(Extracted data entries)
((

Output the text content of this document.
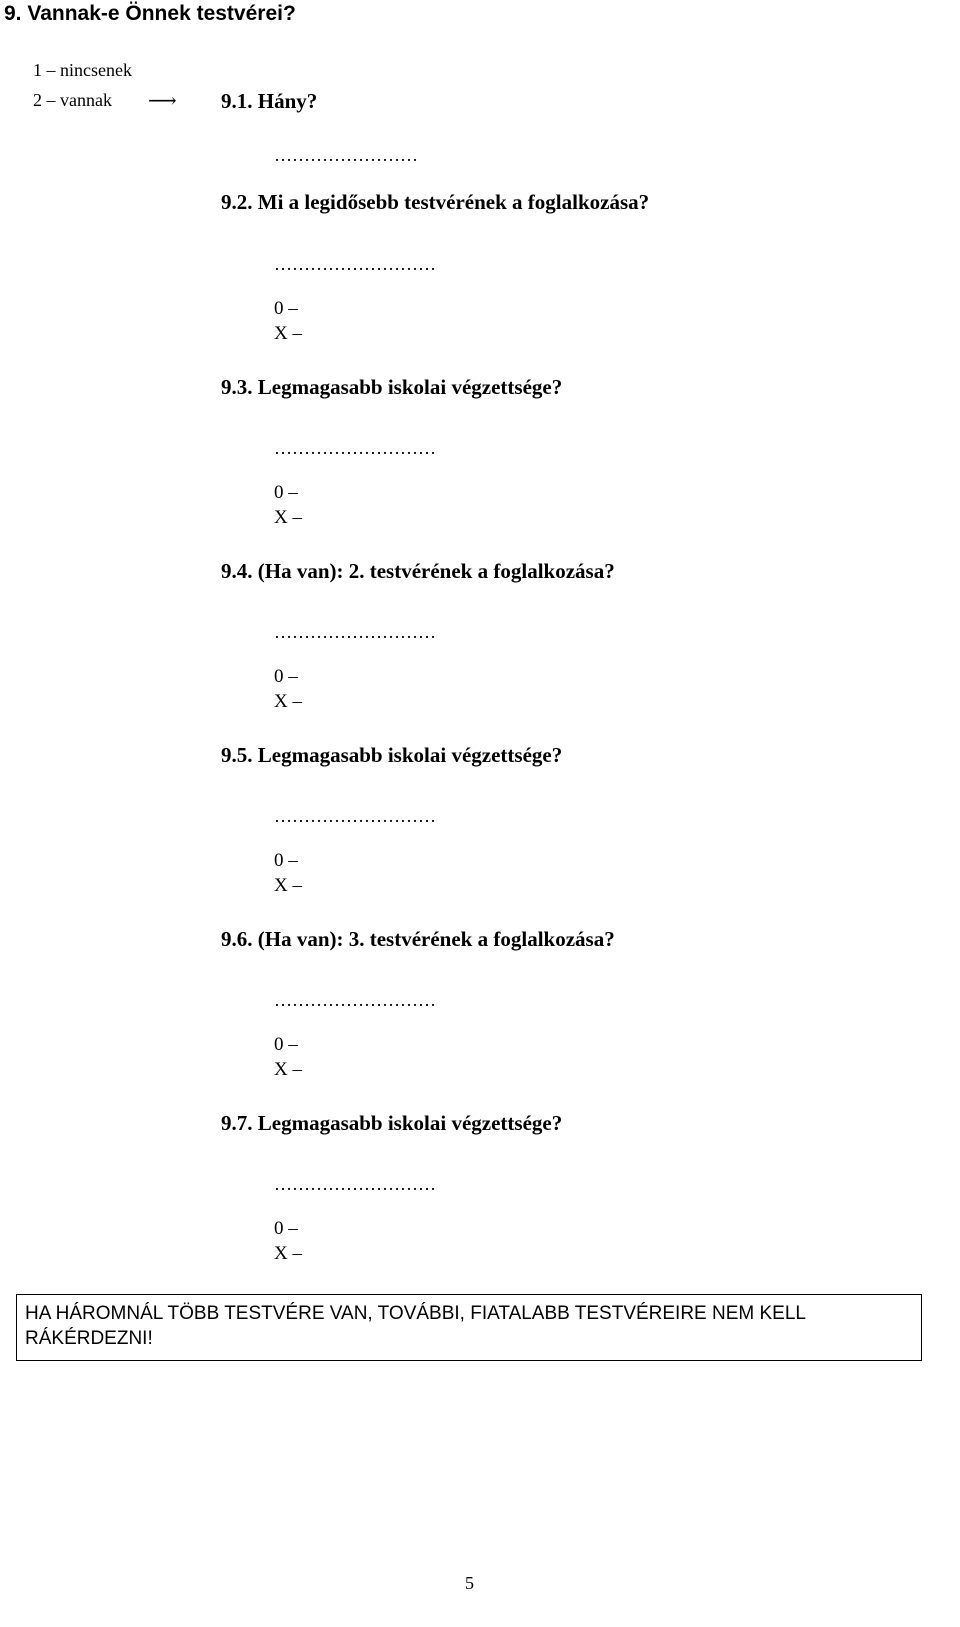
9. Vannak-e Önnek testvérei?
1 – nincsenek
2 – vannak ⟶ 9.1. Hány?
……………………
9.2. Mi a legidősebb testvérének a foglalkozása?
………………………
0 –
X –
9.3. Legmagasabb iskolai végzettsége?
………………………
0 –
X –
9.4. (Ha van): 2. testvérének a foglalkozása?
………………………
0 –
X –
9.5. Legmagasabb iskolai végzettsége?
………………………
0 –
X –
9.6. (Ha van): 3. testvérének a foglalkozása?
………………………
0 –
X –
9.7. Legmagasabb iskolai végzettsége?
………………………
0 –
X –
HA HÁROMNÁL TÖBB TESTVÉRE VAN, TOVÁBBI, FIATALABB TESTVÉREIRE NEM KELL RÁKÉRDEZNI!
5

))

Given problem: Will you set down the records word for word while leaving out every picture?

Expected answer:
Output the text content of this document.
9. Vannak-e Önnek testvérei?
1 – nincsenek
2 – vannak ⟶ 9.1. Hány?
……………………
9.2. Mi a legidősebb testvérének a foglalkozása?
………………………
0 –
X –
9.3. Legmagasabb iskolai végzettsége?
………………………
0 –
X –
9.4. (Ha van): 2. testvérének a foglalkozása?
………………………
0 –
X –
9.5. Legmagasabb iskolai végzettsége?
………………………
0 –
X –
9.6. (Ha van): 3. testvérének a foglalkozása?
………………………
0 –
X –
9.7. Legmagasabb iskolai végzettsége?
………………………
0 –
X –
HA HÁROMNÁL TÖBB TESTVÉRE VAN, TOVÁBBI, FIATALABB TESTVÉREIRE NEM KELL RÁKÉRDEZNI!
5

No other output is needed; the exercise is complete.